» Supplied data:
■ ■ ■ ■ ■ ■ ■

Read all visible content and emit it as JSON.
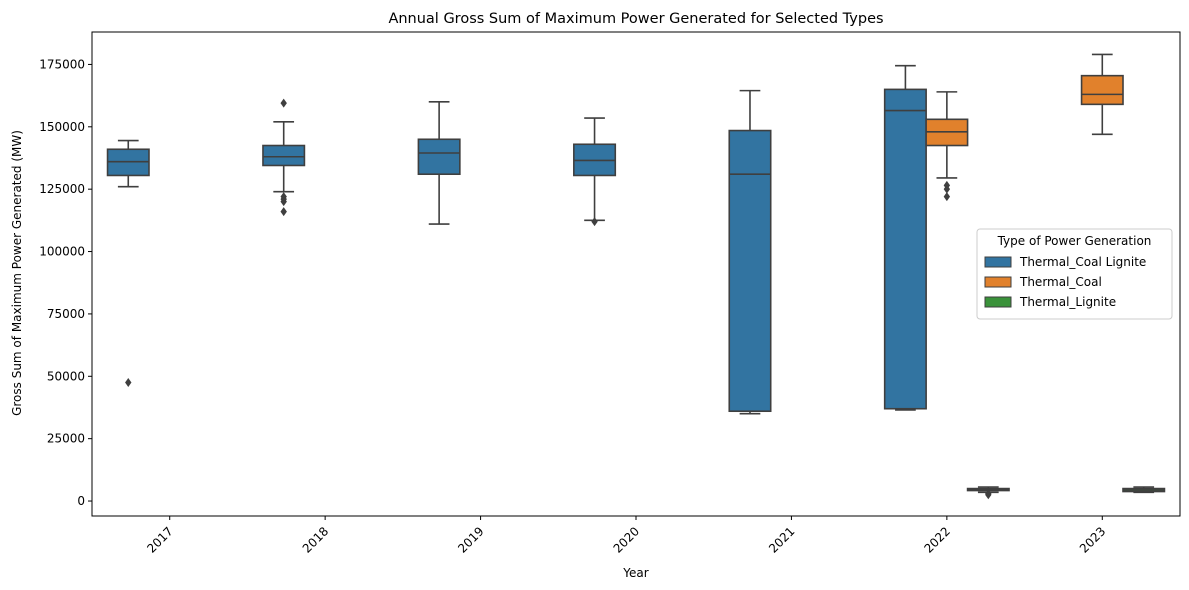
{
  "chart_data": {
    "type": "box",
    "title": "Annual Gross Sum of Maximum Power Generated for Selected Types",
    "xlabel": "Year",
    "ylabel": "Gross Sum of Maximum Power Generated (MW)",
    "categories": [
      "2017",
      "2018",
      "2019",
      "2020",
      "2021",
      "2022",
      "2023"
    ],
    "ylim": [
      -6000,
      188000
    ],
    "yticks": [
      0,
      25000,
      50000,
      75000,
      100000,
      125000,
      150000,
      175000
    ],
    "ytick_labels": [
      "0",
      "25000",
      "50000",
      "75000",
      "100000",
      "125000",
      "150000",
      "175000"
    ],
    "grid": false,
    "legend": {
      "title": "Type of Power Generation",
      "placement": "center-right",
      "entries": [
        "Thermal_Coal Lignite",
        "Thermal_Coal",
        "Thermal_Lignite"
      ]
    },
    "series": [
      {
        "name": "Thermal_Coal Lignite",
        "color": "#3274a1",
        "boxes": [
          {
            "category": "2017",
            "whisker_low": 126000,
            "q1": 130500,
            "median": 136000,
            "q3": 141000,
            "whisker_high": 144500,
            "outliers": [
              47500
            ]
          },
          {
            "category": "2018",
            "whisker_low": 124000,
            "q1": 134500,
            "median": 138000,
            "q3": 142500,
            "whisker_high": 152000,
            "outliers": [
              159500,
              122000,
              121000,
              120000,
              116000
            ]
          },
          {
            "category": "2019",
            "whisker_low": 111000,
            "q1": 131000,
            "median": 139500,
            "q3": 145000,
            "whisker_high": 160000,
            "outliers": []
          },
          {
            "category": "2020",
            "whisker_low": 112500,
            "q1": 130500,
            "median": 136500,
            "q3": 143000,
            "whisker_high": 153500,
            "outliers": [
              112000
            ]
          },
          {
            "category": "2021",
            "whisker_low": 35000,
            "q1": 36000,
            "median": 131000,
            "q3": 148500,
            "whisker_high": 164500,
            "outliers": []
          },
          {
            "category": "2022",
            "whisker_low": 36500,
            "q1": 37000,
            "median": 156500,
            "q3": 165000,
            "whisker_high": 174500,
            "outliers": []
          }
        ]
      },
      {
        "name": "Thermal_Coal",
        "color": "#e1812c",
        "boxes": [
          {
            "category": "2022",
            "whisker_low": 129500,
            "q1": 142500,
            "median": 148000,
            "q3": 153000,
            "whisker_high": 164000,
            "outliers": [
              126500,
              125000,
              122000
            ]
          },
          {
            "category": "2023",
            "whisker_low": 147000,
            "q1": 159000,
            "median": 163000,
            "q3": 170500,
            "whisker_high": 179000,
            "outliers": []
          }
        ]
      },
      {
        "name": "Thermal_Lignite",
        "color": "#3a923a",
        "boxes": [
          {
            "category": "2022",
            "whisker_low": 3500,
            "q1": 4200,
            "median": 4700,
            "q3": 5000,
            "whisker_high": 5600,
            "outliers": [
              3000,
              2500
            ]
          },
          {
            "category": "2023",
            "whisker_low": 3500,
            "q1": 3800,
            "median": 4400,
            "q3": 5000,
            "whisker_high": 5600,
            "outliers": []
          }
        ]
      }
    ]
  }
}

■ ■ ■ ■ ■ ■ ■

» Problem to work on:
Quote the preceding listing precisely and completely, omitting its images.

» Solution for this exercise:
Read all visible content and emit it as JSON.
{
  "chart_data": {
    "type": "box",
    "title": "Annual Gross Sum of Maximum Power Generated for Selected Types",
    "xlabel": "Year",
    "ylabel": "Gross Sum of Maximum Power Generated (MW)",
    "categories": [
      "2017",
      "2018",
      "2019",
      "2020",
      "2021",
      "2022",
      "2023"
    ],
    "ylim": [
      -6000,
      188000
    ],
    "yticks": [
      0,
      25000,
      50000,
      75000,
      100000,
      125000,
      150000,
      175000
    ],
    "ytick_labels": [
      "0",
      "25000",
      "50000",
      "75000",
      "100000",
      "125000",
      "150000",
      "175000"
    ],
    "grid": false,
    "legend": {
      "title": "Type of Power Generation",
      "placement": "center-right",
      "entries": [
        "Thermal_Coal Lignite",
        "Thermal_Coal",
        "Thermal_Lignite"
      ]
    },
    "series": [
      {
        "name": "Thermal_Coal Lignite",
        "color": "#3274a1",
        "boxes": [
          {
            "category": "2017",
            "whisker_low": 126000,
            "q1": 130500,
            "median": 136000,
            "q3": 141000,
            "whisker_high": 144500,
            "outliers": [
              47500
            ]
          },
          {
            "category": "2018",
            "whisker_low": 124000,
            "q1": 134500,
            "median": 138000,
            "q3": 142500,
            "whisker_high": 152000,
            "outliers": [
              159500,
              122000,
              121000,
              120000,
              116000
            ]
          },
          {
            "category": "2019",
            "whisker_low": 111000,
            "q1": 131000,
            "median": 139500,
            "q3": 145000,
            "whisker_high": 160000,
            "outliers": []
          },
          {
            "category": "2020",
            "whisker_low": 112500,
            "q1": 130500,
            "median": 136500,
            "q3": 143000,
            "whisker_high": 153500,
            "outliers": [
              112000
            ]
          },
          {
            "category": "2021",
            "whisker_low": 35000,
            "q1": 36000,
            "median": 131000,
            "q3": 148500,
            "whisker_high": 164500,
            "outliers": []
          },
          {
            "category": "2022",
            "whisker_low": 36500,
            "q1": 37000,
            "median": 156500,
            "q3": 165000,
            "whisker_high": 174500,
            "outliers": []
          }
        ]
      },
      {
        "name": "Thermal_Coal",
        "color": "#e1812c",
        "boxes": [
          {
            "category": "2022",
            "whisker_low": 129500,
            "q1": 142500,
            "median": 148000,
            "q3": 153000,
            "whisker_high": 164000,
            "outliers": [
              126500,
              125000,
              122000
            ]
          },
          {
            "category": "2023",
            "whisker_low": 147000,
            "q1": 159000,
            "median": 163000,
            "q3": 170500,
            "whisker_high": 179000,
            "outliers": []
          }
        ]
      },
      {
        "name": "Thermal_Lignite",
        "color": "#3a923a",
        "boxes": [
          {
            "category": "2022",
            "whisker_low": 3500,
            "q1": 4200,
            "median": 4700,
            "q3": 5000,
            "whisker_high": 5600,
            "outliers": [
              3000,
              2500
            ]
          },
          {
            "category": "2023",
            "whisker_low": 3500,
            "q1": 3800,
            "median": 4400,
            "q3": 5000,
            "whisker_high": 5600,
            "outliers": []
          }
        ]
      }
    ]
  }
}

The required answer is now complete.